(begin)
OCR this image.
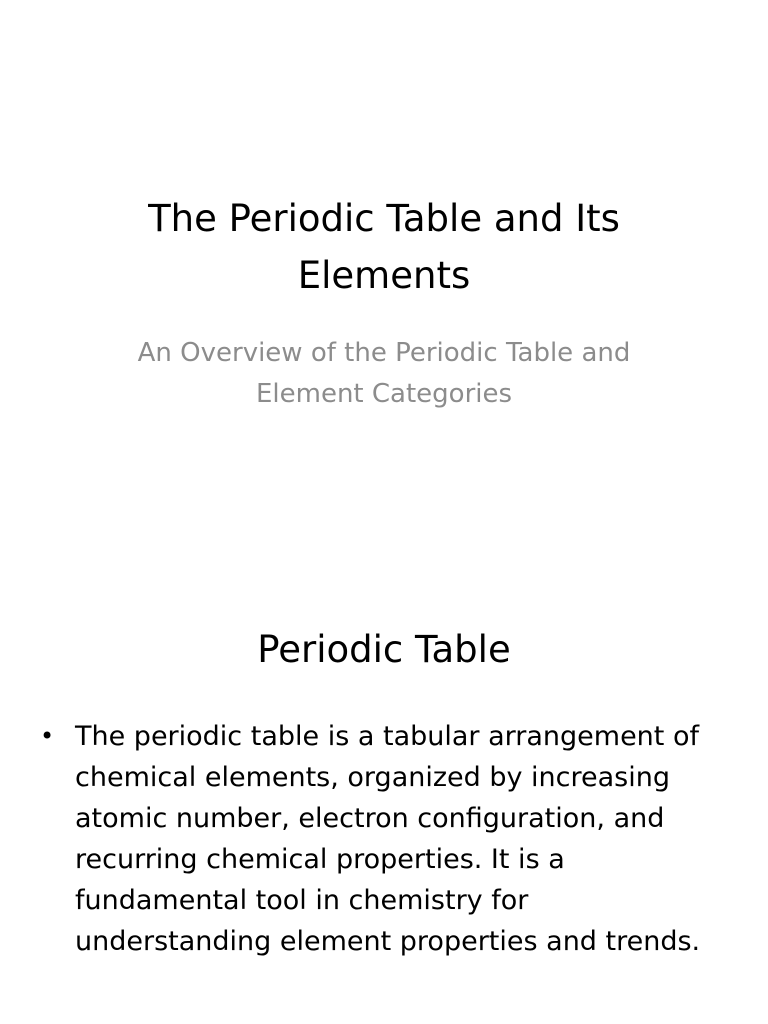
The Periodic Table and Its Elements
An Overview of the Periodic Table and Element Categories
Periodic Table
• The periodic table is a tabular arrangement of chemical elements, organized by increasing atomic number, electron configuration, and recurring chemical properties. It is a fundamental tool in chemistry for understanding element properties and trends.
(end)
**Work to complete**
Each record must be quoted in full and exactly. Do not include the pictures.

**Exercise result**
OCR this image.
The Periodic Table and Its Elements
An Overview of the Periodic Table and Element Categories
Periodic Table
• The periodic table is a tabular arrangement of chemical elements, organized by increasing atomic number, electron configuration, and recurring chemical properties. It is a fundamental tool in chemistry for understanding element properties and trends.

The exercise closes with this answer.